TEXT EXCERPT:
The glmnet
package uses a range of LASSO
tuning parameters lambda
scaled from the maximal lambda_max
under which no predictors are selected. I want to find out how glmnet
computes this lambda_max
value. For example, in a trivial dataset:
set.seed(1)
library("glmnet")
x <- matrix(rnorm(100*20),100,20)
y <- rnorm(100)
fitGLM <- glmnet(x,y)
max(fitGLM$lambda)
# 0.1975946
The package vignette (http://www.jstatsoft.org/v33/i01/paper) describes in section 2.5 that it computes this value as follows:
sx <- as.matrix(scale(x))
sy <- as.vector(scale(y))
max(abs(colSums(sx*sy)))/100
# 0.1865232
Which clearly is close but not the same value. So, what causes this difference? And in a related question, how could I compute lambda_max
for a logistic regression?
To get the same result you need to standardize the variables using a standard deviation with n
instead of n-1
denominator.
mysd <- function(y) sqrt(sum((y-mean(y))^2)/length(y))
sx <- scale(x,scale=apply(x, 2, mysd))
sx <- as.matrix(sx, ncol=20, nrow=100)
sy <- as.vector(scale(y, scale=mysd(y)))
max(abs(colSums(sx*sy)))/100
## [1] 0.1758808
fitGLM <- glmnet(sx,sy)
max(fitGLM$lambda)
## [1] 0.1758808
It seems lambda_max
for a logistic regression is calculated similarly, with weights based on class proportions:
set.seed(1)
library("glmnet")
x <- matrix(rnorm(100*20),100,20)
y <- rnorm(100)
mysd <- function(y) sqrt(sum((y-mean(y))^2)/length(y))
sx <- scale(x, scale=apply(x, 2, mysd))
sx <- as.matrix(sx, ncol=20, nrow=100)
y_bin <- factor(ifelse(y<0, -1, 1))
prop.table(table(y_bin))
# y_bin
# -1 1
# 0.62 0.38
fitGLM_log <- glmnet(sx, y_bin, family = "binomial")
max(fitGLM_log$lambda)
# [1] 0.1214006
max(abs(colSums(sx*ifelse(y<0, -.38, .62))))/100
# [1] 0.1214006
For your second question, look to Friedman et al's paper, "Regularization paths for generalized linear models via coordinate descent". In particular, see equation (10), which is equality at equilibrium. Just check under what conditions the numerator $S(\cdot,\cdot)$ is zero for all parameters.
According to help("glmnet")
the maximal lambda value is "the smallest value for which all coefficients are zero":
sum(fitGLM$beta[, which.max(fitGLM$lambda)])
#[1] 0
sum(glmnet(x,y, lambda=max(fitGLM$lambda)*0.999)$beta)
#[1] -0.0001809804
At a quick glance the value seems to be calculated by the Fortran code called by elnet
.

MATERIAL:
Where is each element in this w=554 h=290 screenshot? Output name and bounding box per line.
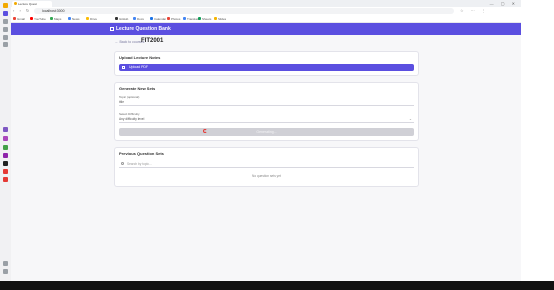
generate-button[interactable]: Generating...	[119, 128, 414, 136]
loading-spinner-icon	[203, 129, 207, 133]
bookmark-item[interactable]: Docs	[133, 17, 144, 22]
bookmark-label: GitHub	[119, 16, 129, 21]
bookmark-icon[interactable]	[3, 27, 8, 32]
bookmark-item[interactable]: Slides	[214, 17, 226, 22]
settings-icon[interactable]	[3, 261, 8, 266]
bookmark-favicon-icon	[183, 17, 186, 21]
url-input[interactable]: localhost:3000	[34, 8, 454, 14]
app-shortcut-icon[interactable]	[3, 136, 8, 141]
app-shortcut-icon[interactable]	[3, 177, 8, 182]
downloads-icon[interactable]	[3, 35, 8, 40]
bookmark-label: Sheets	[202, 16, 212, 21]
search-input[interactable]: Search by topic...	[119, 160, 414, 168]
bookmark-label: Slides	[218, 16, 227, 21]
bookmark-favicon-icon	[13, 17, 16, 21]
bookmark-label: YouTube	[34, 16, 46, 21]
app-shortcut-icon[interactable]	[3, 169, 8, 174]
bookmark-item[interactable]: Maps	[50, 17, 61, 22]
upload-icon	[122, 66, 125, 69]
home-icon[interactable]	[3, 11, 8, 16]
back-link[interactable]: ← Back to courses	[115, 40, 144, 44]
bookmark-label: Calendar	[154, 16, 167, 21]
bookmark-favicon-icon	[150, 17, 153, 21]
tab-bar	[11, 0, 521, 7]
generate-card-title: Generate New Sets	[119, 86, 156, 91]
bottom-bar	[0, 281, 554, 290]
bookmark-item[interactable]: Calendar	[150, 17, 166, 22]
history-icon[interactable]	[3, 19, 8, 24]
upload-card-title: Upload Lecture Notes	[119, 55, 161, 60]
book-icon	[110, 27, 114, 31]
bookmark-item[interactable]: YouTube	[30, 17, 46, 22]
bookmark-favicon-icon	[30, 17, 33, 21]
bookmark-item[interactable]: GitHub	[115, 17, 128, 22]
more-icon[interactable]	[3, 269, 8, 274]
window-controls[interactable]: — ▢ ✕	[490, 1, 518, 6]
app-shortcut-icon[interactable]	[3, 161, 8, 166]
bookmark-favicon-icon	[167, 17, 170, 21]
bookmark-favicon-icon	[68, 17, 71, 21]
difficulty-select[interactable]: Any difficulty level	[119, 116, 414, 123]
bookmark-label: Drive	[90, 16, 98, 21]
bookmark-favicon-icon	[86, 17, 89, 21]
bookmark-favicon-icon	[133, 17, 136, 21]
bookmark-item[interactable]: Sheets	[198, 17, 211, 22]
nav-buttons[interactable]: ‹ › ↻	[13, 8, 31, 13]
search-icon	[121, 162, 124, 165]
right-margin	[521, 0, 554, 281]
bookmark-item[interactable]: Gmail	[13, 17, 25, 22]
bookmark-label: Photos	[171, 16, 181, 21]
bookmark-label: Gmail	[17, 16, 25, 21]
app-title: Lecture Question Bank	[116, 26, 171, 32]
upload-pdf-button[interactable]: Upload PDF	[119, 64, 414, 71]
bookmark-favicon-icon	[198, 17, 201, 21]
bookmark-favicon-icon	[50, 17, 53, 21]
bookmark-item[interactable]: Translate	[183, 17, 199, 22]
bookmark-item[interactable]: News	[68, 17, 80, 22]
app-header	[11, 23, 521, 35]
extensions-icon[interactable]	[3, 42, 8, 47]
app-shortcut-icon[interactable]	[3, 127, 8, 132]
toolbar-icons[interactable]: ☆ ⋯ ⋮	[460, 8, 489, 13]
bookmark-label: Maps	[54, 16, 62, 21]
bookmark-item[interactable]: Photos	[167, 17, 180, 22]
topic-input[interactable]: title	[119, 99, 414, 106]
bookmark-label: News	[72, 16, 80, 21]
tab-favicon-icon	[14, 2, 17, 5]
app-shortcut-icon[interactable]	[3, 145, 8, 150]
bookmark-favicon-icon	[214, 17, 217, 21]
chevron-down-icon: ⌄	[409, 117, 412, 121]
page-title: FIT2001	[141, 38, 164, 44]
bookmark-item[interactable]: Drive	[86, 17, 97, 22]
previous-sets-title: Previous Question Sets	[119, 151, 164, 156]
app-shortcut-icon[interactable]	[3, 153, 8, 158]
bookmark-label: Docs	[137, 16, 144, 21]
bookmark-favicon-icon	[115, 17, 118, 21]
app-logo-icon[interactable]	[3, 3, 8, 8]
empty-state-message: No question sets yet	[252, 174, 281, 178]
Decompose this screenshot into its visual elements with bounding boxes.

PROBLEMS:
1. Revise the glmnet lambda_max thread starting at "max(fitGLM_log$lambda)" and ending at "sum(glmnet(x,y, lambda=max(fitGLM$lambda)*0.999)$beta)", swapping "equilibrium" for "convergence".
2. According to the glmnet lambda_max thread, what denominator must the standard deviation use when standardizing the variables to reproduce glmnet's lambda_max?

LIST OF SOLUTIONS:
1.
max(fitGLM_log$lambda)
# [1] 0.1214006
max(abs(colSums(sx*ifelse(y<0, -.38, .62))))/100
# [1] 0.1214006
For your second question, look to Friedman et al's paper, "Regularization paths for generalized linear models via coordinate descent". In particular, see equation (10), which is equality at convergence. Just check under what conditions the numerator $S(\cdot,\cdot)$ is zero for all parameters.
According to help("glmnet")
the maximal lambda value is "the smallest value for which all coefficients are zero":
sum(fitGLM$beta[, which.max(fitGLM$lambda)])
#[1] 0
sum(glmnet(x,y, lambda=max(fitGLM$lambda)*0.999)$beta)

2. n instead of n-1.